> _Required work_:
Answer with a single number: the count of lines that hold "length".

☆ ☆ ☆ ☆

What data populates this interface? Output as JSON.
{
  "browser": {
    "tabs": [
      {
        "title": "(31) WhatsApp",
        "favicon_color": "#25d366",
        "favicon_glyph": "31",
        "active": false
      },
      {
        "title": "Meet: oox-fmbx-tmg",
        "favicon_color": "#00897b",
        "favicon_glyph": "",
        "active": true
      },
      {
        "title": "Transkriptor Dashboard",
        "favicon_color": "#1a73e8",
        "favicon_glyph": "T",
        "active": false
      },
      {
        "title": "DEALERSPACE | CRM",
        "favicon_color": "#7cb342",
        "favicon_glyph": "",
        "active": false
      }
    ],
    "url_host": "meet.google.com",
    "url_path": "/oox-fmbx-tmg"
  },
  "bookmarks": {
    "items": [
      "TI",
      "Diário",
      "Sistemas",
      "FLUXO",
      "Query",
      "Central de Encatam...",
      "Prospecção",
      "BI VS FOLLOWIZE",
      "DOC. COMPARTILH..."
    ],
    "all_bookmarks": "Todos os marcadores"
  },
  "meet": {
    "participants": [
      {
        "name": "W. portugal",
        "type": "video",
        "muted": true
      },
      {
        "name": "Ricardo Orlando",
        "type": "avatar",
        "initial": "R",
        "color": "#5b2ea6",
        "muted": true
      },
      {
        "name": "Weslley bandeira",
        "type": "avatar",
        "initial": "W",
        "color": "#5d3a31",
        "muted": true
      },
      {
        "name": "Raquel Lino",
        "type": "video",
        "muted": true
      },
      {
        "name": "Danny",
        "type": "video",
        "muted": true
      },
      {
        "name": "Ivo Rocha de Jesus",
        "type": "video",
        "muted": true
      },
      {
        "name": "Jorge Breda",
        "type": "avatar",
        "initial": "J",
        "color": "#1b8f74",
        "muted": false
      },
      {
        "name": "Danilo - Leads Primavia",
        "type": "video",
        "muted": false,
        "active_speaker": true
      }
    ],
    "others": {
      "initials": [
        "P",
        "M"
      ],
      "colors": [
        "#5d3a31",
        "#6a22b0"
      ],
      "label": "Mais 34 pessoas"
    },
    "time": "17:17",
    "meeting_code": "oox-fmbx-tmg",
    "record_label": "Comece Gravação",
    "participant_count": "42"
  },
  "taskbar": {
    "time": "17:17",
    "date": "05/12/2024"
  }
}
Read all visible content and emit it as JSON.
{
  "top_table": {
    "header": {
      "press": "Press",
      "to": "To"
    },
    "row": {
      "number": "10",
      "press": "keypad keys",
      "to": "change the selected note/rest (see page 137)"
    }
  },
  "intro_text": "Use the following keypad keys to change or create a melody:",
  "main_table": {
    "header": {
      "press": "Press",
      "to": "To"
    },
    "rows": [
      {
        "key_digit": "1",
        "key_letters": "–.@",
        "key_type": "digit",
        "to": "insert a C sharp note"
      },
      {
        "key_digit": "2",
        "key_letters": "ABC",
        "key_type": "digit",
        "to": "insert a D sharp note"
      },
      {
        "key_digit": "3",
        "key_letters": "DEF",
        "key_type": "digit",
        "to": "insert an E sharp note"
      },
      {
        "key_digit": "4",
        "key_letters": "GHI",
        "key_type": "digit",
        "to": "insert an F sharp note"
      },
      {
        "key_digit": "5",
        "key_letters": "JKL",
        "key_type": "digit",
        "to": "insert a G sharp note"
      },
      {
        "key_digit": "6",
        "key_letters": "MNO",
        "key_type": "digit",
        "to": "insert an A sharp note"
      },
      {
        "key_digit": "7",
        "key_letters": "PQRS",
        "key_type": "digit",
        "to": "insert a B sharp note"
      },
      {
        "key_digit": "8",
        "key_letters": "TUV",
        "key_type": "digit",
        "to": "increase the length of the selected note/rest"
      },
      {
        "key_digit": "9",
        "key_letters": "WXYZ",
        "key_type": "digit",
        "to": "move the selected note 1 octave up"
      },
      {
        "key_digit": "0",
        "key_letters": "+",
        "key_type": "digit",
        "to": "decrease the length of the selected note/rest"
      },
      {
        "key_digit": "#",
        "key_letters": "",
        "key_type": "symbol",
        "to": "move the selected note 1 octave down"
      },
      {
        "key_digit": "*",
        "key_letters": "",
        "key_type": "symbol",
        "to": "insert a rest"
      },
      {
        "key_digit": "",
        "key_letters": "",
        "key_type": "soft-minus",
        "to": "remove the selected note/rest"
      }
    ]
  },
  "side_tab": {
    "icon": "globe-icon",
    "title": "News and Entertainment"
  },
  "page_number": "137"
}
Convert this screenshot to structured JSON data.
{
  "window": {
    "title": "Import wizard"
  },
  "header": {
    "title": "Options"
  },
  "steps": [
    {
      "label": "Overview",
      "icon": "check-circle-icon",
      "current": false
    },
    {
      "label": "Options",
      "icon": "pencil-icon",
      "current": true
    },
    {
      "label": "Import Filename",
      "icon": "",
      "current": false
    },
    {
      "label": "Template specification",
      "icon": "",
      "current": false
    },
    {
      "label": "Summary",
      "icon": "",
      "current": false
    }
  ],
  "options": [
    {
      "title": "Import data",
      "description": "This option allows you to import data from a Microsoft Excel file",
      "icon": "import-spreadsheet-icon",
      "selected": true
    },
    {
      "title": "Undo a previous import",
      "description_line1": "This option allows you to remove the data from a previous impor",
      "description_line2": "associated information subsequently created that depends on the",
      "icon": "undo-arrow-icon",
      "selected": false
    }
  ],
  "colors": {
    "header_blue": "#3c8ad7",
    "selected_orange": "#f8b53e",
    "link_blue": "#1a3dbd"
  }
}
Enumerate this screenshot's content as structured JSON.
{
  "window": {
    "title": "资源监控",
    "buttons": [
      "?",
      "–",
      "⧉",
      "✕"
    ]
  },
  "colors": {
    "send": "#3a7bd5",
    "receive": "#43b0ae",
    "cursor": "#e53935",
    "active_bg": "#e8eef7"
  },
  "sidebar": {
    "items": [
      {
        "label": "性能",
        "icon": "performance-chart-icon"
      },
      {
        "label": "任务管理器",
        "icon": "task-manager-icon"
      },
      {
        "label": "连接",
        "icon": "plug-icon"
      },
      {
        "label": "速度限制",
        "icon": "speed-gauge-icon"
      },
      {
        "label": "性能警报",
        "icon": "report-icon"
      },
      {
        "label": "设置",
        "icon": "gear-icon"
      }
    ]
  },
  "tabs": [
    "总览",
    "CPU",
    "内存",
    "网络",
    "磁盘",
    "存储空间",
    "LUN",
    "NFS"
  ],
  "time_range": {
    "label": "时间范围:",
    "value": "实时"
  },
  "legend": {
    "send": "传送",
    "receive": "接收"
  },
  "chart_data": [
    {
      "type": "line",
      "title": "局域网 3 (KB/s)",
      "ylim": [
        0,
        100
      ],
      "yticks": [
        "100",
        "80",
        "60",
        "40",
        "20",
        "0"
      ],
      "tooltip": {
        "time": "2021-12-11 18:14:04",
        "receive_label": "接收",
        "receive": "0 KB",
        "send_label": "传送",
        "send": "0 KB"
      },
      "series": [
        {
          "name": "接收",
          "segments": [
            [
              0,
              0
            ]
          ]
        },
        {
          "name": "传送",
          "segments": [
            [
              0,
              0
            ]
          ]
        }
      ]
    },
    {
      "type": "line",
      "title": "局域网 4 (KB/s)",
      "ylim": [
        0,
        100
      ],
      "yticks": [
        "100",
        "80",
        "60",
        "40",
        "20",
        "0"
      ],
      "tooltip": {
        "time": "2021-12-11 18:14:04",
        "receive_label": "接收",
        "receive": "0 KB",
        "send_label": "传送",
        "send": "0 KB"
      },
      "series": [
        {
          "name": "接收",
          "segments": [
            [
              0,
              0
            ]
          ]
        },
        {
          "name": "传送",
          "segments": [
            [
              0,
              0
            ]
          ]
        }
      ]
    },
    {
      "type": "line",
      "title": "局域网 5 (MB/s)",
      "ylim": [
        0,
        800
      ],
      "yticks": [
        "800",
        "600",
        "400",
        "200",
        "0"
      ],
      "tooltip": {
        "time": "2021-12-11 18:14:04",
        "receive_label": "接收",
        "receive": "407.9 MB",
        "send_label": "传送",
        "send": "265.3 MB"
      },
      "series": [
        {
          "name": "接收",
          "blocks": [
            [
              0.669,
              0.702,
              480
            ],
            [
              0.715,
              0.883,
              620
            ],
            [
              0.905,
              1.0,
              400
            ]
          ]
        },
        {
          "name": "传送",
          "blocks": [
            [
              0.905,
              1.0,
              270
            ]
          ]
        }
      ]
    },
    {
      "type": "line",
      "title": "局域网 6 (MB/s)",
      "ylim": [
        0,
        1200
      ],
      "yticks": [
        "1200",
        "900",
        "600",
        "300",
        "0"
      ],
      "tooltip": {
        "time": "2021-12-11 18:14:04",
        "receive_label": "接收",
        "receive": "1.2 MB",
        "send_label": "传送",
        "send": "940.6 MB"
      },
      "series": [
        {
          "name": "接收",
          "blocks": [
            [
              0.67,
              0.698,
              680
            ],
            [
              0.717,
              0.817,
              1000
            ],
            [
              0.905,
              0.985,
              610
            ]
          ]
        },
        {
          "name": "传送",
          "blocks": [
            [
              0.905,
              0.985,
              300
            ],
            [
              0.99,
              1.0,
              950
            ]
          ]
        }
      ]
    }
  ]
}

☆ ☆ ☆ ☆

> _Expected answer_:
2